— START Given data —

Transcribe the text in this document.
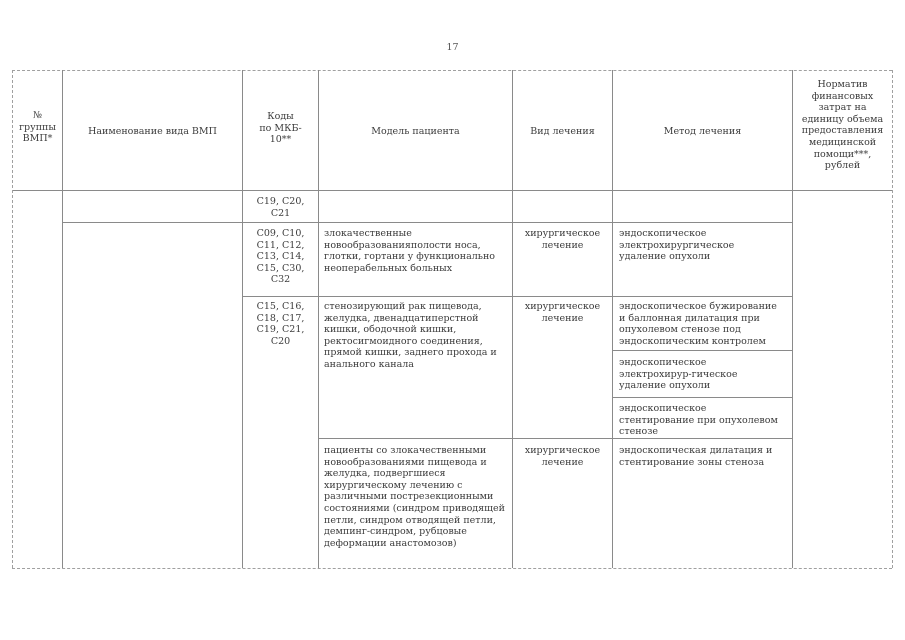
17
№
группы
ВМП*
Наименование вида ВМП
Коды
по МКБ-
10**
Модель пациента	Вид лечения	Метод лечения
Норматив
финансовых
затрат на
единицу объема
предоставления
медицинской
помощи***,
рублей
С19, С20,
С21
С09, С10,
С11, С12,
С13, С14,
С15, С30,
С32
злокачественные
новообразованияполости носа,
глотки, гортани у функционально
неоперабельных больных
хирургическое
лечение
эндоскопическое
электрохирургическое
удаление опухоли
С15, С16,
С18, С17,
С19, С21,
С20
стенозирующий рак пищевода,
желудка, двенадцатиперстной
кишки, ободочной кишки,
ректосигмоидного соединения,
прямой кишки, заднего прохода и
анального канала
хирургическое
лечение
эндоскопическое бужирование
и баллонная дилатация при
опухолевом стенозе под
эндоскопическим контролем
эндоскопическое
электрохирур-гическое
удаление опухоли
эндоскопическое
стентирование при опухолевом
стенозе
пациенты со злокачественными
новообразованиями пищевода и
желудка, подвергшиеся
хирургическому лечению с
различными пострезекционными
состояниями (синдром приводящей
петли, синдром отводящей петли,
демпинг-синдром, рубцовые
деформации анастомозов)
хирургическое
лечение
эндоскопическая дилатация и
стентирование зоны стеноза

— END Given data —

- Given instruction: Gather each line in the data that holds the string "желудка".

- Expected output:
желудка, двенадцатиперстной
желудка, подвергшиеся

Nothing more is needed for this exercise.